- **Task directions**: Output all entries verbatim. Skip pictures.

- **Data supplied**:
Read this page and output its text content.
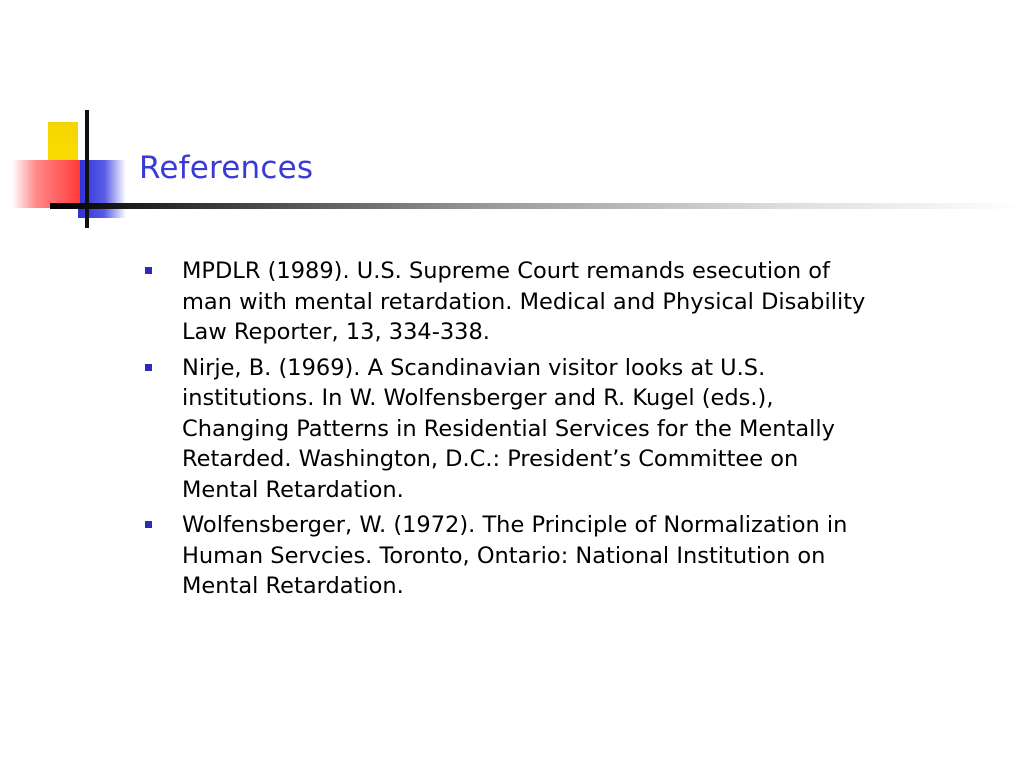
References
MPDLR (1989). U.S. Supreme Court remands esecution of
man with mental retardation. Medical and Physical Disability
Law Reporter, 13, 334-338.
Nirje, B. (1969). A Scandinavian visitor looks at U.S.
institutions. In W. Wolfensberger and R. Kugel (eds.),
Changing Patterns in Residential Services for the Mentally
Retarded. Washington, D.C.: President’s Committee on
Mental Retardation.
Wolfensberger, W. (1972). The Principle of Normalization in
Human Servcies. Toronto, Ontario: National Institution on
Mental Retardation.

- **Complete output**:
Read this page and output its text content.
References
MPDLR (1989). U.S. Supreme Court remands esecution of
man with mental retardation. Medical and Physical Disability
Law Reporter, 13, 334-338.
Nirje, B. (1969). A Scandinavian visitor looks at U.S.
institutions. In W. Wolfensberger and R. Kugel (eds.),
Changing Patterns in Residential Services for the Mentally
Retarded. Washington, D.C.: President’s Committee on
Mental Retardation.
Wolfensberger, W. (1972). The Principle of Normalization in
Human Servcies. Toronto, Ontario: National Institution on
Mental Retardation.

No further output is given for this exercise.